■ WHAT IS EXPECTED
Go through the records and extract every line with the word "ylabel".

[Items from a figure collection]
--- START ---

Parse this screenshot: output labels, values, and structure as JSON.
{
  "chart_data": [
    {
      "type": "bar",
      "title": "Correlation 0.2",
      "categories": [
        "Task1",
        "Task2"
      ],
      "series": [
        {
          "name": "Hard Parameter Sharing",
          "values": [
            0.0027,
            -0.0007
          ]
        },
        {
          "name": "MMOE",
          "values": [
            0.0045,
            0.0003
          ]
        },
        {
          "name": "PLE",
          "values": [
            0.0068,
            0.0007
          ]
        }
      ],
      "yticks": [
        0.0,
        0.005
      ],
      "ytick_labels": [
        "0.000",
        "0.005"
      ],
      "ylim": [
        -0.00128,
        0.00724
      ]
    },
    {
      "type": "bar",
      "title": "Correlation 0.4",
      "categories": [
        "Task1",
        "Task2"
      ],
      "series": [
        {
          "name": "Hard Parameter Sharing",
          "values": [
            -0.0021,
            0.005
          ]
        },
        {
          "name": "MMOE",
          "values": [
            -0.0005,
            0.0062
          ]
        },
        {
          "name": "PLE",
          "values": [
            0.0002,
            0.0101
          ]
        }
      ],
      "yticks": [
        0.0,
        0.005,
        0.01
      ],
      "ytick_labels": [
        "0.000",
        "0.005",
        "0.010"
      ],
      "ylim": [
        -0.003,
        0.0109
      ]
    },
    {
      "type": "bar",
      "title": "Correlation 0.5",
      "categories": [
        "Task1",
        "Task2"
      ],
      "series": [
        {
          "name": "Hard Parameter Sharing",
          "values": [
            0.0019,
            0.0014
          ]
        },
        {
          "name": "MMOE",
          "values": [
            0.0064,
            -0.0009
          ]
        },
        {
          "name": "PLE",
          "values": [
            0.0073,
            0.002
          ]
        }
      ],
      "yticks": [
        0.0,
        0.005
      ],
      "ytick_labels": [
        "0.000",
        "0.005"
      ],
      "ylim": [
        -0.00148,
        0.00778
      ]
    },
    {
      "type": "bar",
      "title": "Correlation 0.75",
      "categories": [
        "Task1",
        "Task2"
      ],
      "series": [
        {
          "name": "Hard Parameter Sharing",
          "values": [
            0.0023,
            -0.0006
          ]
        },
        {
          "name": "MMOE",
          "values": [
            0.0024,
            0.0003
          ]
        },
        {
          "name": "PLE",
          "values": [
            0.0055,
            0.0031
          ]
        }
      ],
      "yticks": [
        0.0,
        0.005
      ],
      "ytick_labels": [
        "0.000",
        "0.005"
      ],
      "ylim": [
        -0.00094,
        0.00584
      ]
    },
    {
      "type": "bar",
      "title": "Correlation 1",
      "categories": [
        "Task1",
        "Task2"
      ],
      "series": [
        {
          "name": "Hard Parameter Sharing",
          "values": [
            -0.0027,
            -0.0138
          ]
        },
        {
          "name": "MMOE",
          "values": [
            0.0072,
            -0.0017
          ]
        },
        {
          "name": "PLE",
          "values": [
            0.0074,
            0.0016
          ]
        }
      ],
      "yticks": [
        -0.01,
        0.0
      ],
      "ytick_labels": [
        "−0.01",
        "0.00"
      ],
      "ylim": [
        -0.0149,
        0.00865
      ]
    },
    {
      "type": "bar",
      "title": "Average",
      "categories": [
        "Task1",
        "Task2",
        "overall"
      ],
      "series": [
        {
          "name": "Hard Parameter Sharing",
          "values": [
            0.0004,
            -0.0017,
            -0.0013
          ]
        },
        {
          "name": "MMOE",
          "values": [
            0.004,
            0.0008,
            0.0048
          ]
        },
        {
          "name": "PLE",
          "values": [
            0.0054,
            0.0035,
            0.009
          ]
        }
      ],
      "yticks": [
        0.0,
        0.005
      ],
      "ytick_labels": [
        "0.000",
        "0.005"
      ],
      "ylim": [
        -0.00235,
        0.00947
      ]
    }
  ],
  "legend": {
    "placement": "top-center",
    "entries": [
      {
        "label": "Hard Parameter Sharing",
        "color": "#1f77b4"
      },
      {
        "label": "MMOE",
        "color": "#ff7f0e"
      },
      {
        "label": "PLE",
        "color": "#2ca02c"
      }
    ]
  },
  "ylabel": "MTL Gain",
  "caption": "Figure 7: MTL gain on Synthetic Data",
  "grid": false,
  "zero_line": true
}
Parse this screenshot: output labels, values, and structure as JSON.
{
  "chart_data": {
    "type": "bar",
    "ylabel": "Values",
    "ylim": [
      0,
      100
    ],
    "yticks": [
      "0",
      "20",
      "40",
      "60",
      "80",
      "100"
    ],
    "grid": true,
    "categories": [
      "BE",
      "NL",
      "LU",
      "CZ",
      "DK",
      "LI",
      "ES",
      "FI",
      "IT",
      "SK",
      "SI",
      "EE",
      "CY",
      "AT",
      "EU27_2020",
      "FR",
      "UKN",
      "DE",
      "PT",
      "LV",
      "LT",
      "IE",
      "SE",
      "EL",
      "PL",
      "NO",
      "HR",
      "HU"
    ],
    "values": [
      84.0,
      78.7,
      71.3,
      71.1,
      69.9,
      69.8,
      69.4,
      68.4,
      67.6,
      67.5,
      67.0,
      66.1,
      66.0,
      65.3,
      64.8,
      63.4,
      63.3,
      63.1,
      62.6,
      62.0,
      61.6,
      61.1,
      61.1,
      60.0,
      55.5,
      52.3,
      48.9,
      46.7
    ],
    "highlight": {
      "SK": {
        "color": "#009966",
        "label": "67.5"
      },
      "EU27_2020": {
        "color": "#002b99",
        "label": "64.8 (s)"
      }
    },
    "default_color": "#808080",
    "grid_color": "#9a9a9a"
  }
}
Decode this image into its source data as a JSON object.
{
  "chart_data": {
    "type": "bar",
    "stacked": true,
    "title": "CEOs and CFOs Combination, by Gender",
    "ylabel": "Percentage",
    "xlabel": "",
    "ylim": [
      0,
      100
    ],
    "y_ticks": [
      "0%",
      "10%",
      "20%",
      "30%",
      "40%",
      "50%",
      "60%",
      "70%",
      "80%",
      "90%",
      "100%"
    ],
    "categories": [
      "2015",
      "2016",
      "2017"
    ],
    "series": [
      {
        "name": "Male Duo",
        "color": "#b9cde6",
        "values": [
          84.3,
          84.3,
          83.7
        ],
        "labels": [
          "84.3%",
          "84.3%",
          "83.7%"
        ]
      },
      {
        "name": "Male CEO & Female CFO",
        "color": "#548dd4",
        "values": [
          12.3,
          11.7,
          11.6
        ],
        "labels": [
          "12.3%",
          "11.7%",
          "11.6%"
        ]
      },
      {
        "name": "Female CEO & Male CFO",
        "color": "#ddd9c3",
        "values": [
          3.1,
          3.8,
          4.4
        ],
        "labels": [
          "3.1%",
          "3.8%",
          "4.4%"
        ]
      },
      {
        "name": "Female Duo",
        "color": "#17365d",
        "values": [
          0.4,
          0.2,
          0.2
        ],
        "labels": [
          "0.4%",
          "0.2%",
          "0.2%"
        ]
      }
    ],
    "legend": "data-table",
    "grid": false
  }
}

--- END ---

■ FULL SOLUTION
  "ylabel": "MTL Gain",
    "ylabel": "Values",
    "ylabel": "Percentage",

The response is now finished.